Written exercise :: Reproduce each line from the records that holds "北京石景山高三一模".

Data extract ::
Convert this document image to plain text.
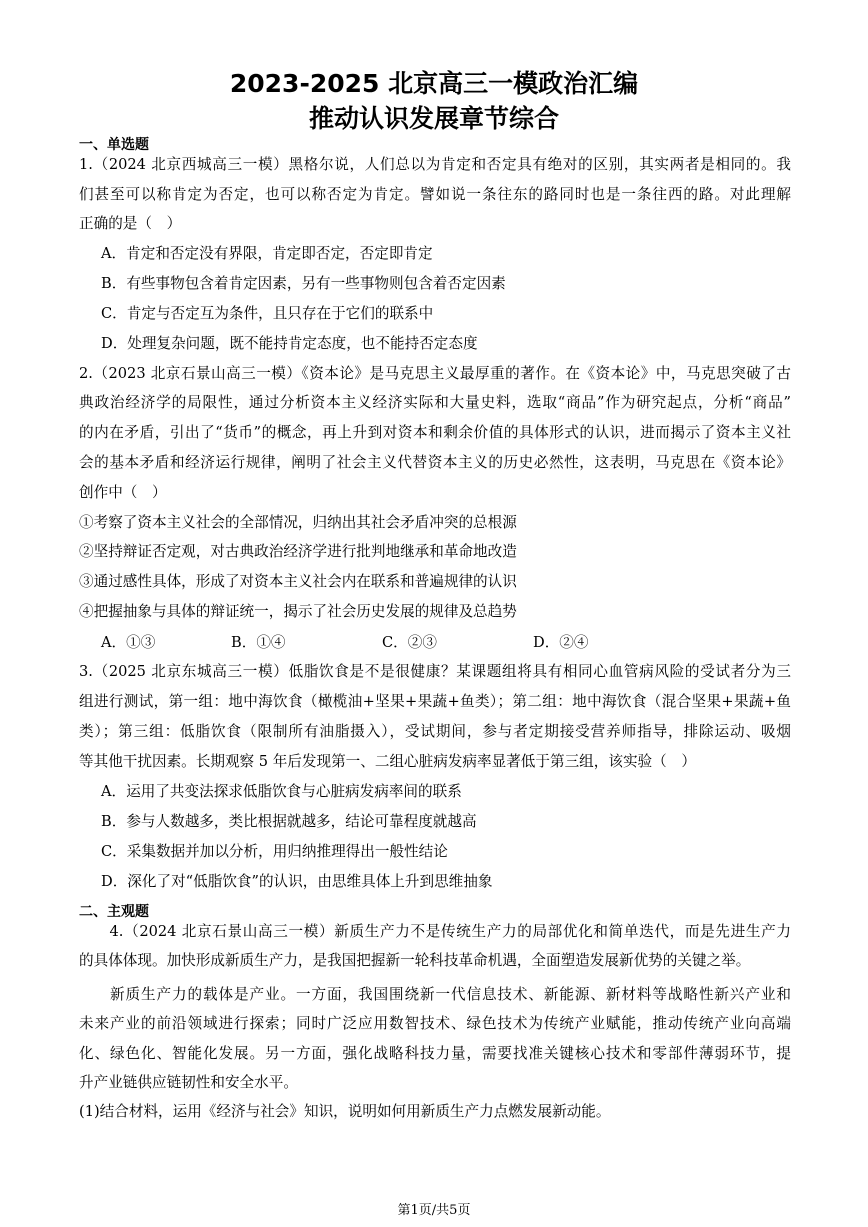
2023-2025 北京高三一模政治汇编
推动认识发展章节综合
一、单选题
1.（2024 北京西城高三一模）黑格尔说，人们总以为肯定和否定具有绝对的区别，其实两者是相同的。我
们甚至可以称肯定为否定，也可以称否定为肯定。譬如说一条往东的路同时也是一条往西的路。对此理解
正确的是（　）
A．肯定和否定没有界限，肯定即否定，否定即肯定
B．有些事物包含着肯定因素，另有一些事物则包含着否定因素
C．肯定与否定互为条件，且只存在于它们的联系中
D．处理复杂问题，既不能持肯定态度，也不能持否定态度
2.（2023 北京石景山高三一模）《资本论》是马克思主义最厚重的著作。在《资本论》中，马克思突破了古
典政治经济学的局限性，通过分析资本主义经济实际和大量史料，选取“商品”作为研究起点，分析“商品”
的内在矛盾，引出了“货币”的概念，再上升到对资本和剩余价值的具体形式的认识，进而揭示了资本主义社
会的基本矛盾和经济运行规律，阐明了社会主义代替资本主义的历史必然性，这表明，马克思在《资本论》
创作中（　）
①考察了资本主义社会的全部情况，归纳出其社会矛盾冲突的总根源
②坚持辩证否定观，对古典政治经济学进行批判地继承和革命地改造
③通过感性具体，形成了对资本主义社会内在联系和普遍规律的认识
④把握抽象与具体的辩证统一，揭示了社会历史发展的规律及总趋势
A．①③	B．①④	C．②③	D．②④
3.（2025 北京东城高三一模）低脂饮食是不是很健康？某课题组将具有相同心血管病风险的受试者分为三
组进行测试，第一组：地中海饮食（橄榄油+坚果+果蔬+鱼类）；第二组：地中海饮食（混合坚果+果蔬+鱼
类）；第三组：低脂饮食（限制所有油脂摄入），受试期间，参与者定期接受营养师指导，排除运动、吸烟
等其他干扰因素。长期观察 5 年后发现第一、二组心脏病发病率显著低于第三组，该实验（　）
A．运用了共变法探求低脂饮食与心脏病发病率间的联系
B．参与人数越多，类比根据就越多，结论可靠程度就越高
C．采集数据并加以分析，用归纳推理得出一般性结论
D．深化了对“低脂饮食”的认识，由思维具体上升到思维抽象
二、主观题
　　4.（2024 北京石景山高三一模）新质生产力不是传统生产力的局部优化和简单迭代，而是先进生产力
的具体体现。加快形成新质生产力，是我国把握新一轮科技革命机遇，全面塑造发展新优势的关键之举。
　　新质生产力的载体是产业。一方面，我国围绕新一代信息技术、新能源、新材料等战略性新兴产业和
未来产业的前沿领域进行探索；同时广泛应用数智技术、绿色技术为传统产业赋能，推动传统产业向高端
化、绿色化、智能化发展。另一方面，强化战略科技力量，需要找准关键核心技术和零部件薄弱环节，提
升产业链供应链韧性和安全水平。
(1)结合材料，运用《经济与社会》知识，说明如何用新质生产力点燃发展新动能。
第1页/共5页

--

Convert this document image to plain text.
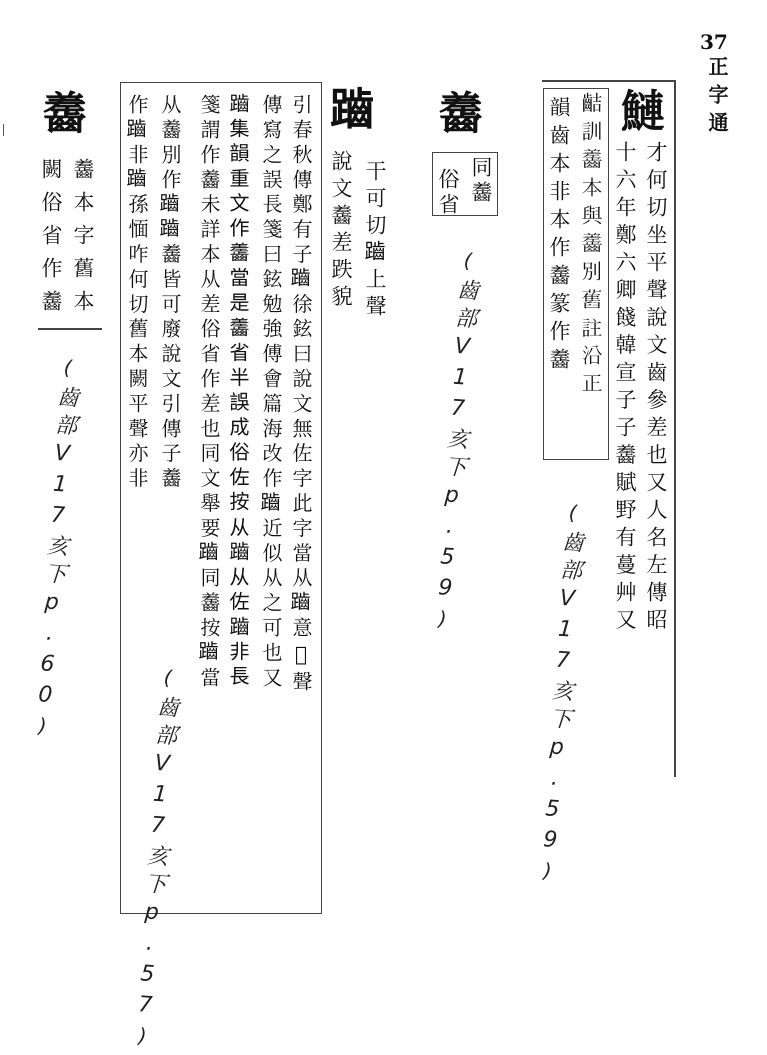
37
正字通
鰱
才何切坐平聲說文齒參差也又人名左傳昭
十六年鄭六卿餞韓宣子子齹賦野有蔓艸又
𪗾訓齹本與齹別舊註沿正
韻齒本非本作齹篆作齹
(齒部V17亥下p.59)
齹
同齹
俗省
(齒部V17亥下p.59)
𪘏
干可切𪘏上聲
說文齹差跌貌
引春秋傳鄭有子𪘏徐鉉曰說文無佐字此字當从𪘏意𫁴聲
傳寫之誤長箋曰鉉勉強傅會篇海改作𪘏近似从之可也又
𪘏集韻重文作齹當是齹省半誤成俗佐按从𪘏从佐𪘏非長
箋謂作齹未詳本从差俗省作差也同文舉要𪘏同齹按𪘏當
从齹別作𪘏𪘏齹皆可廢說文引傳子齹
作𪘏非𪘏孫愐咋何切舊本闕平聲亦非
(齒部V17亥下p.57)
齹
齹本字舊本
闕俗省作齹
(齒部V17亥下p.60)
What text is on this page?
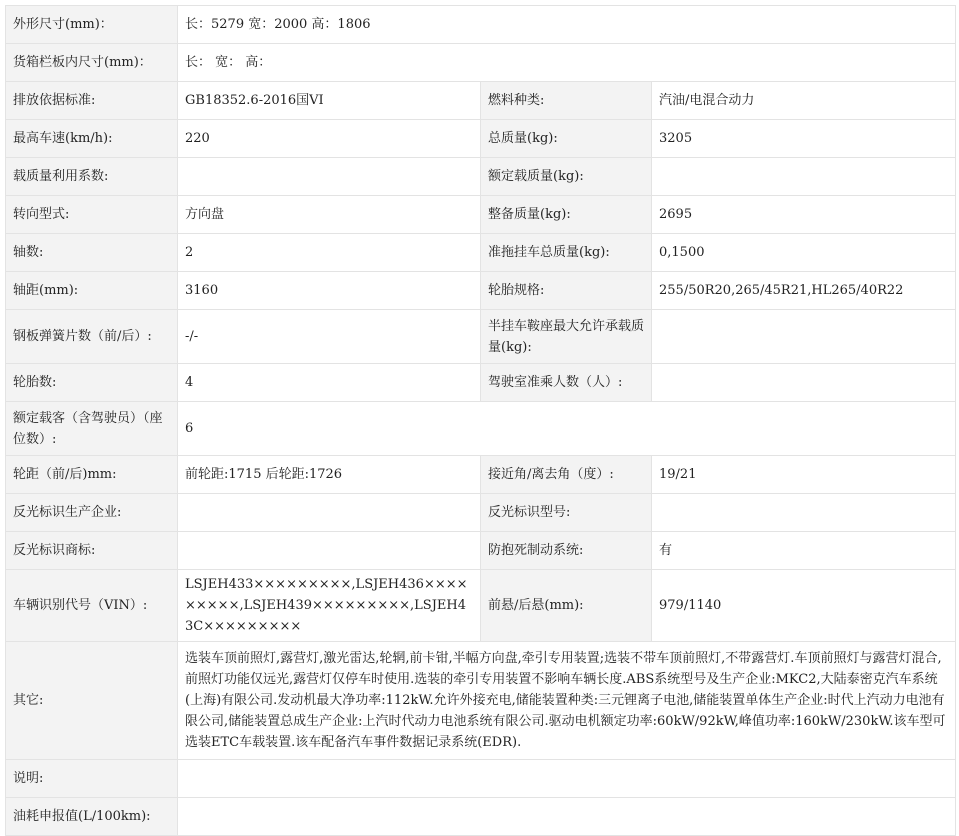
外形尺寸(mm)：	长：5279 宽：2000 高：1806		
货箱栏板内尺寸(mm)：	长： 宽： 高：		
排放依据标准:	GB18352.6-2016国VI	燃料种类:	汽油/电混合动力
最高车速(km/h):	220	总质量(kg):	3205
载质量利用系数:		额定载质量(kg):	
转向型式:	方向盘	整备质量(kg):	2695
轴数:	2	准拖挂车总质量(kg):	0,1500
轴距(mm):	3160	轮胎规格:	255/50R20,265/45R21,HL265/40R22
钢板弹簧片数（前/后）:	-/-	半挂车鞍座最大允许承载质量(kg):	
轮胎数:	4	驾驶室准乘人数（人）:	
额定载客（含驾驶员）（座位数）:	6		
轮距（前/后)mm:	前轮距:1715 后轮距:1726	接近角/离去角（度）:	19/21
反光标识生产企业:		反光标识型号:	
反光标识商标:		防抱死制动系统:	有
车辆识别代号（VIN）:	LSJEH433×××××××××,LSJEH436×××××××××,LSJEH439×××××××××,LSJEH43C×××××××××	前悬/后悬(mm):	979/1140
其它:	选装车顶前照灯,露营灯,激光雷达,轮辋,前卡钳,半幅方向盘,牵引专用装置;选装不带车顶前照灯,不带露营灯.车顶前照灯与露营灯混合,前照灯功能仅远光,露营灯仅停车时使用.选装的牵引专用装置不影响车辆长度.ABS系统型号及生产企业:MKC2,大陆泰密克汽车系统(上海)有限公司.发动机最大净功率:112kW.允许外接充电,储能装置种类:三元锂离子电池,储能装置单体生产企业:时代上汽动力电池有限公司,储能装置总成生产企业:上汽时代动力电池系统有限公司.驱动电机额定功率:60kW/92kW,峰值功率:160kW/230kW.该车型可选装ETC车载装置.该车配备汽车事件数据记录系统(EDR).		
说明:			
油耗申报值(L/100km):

Solution to the problem ::
2.（2023 北京石景山高三一模）《资本论》是马克思主义最厚重的著作。在《资本论》中，马克思突破了古
　　4.（2024 北京石景山高三一模）新质生产力不是传统生产力的局部优化和简单迭代，而是先进生产力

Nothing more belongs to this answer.